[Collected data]
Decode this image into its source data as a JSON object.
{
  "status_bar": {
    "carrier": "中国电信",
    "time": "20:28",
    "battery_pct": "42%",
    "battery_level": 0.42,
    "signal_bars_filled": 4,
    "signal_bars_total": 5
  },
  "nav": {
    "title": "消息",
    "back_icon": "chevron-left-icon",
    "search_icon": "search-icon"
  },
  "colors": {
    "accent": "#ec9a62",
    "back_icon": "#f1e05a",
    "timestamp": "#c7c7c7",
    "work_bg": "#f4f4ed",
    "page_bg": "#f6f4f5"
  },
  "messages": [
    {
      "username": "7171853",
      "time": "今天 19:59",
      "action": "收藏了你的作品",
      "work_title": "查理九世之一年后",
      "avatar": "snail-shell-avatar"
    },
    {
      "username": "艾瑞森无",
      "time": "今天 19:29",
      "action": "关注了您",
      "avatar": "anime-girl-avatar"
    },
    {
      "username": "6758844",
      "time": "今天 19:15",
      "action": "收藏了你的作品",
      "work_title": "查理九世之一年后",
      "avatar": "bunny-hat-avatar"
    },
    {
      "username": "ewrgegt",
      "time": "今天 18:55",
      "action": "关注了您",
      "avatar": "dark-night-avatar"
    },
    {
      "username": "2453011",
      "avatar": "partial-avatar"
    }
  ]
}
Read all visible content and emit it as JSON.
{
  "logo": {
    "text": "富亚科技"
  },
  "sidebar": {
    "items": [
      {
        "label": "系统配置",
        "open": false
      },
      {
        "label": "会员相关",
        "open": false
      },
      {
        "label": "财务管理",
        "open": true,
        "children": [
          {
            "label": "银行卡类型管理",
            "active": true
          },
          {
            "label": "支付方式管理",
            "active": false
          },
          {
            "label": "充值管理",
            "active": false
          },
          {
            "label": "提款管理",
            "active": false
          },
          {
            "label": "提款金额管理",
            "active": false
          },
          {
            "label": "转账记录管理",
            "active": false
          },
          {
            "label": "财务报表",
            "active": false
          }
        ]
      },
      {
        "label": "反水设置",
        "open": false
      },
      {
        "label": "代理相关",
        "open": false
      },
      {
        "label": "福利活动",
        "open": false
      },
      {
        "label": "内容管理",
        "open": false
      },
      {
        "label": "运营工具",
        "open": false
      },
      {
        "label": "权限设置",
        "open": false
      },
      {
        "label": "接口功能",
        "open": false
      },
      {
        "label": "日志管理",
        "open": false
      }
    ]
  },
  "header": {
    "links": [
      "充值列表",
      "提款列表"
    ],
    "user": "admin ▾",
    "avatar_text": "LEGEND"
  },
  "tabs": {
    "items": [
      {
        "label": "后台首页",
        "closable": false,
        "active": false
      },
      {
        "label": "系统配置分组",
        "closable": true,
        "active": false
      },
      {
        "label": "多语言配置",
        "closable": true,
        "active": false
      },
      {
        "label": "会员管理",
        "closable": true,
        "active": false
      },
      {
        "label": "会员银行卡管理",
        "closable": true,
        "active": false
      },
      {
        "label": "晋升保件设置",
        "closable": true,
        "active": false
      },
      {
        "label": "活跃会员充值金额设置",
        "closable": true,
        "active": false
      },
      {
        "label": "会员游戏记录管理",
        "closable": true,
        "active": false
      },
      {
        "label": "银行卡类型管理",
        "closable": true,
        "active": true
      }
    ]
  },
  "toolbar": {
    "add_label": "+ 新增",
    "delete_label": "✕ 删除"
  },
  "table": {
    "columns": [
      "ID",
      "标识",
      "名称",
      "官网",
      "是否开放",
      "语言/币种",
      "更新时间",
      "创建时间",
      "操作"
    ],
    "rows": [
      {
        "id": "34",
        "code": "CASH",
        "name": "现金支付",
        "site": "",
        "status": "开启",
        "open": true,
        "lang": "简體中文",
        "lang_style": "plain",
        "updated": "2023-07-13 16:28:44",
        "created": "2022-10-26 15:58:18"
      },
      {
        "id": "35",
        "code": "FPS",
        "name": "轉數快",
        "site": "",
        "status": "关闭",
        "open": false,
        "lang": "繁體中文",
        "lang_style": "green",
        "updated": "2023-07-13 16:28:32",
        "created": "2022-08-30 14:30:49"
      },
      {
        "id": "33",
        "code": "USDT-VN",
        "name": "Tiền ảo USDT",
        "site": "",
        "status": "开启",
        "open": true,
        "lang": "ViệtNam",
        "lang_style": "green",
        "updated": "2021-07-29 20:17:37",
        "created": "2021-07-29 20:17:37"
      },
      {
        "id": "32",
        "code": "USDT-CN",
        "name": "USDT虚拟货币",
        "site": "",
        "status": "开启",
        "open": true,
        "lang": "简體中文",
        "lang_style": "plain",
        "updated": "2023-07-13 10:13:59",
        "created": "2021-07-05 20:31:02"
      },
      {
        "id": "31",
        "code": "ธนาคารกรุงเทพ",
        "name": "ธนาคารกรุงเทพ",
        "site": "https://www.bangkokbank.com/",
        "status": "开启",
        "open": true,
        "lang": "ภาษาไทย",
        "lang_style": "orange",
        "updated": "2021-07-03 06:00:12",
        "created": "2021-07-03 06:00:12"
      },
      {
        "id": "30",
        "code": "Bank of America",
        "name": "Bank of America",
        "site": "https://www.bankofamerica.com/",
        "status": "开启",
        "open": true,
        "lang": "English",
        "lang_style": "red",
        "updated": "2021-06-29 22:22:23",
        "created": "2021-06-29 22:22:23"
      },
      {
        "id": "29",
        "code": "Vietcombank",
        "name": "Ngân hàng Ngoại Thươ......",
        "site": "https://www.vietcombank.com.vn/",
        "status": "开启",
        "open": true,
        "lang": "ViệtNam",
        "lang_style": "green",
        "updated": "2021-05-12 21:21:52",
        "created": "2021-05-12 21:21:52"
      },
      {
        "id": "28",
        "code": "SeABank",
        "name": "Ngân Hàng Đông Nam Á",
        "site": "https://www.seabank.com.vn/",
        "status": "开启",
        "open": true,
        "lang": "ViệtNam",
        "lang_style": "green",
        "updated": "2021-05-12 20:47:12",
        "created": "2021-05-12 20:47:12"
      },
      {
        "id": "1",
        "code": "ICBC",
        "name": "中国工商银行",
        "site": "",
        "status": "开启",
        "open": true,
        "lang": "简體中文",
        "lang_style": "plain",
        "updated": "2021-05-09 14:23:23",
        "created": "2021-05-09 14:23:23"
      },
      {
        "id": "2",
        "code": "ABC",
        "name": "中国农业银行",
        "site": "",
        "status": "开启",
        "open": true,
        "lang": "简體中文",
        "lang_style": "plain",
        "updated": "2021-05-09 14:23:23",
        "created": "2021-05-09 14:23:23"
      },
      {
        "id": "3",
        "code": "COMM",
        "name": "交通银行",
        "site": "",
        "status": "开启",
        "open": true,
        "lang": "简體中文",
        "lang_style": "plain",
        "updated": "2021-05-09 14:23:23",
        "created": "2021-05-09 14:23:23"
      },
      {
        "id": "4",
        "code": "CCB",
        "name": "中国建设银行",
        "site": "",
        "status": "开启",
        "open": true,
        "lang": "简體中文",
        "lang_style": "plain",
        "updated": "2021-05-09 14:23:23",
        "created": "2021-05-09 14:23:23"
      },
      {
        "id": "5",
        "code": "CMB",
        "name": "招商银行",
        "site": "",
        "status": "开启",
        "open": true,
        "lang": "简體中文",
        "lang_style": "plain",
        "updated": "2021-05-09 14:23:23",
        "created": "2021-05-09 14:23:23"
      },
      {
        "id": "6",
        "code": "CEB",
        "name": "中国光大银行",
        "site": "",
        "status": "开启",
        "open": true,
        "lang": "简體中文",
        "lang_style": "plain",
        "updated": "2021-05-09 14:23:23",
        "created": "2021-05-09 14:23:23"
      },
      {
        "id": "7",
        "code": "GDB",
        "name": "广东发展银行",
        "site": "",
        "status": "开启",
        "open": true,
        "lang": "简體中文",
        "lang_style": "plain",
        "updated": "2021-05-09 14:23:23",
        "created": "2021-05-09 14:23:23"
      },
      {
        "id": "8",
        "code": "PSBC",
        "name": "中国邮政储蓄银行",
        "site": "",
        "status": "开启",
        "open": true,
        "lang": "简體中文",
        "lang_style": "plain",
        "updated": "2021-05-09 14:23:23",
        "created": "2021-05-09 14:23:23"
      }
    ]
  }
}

■ **Your goal**
Read through the entries and copy every line that includes "ธนาคารกร".

■ **Output of the task**
        "code": "ธนาคารกรุงเทพ",
        "name": "ธนาคารกรุงเทพ",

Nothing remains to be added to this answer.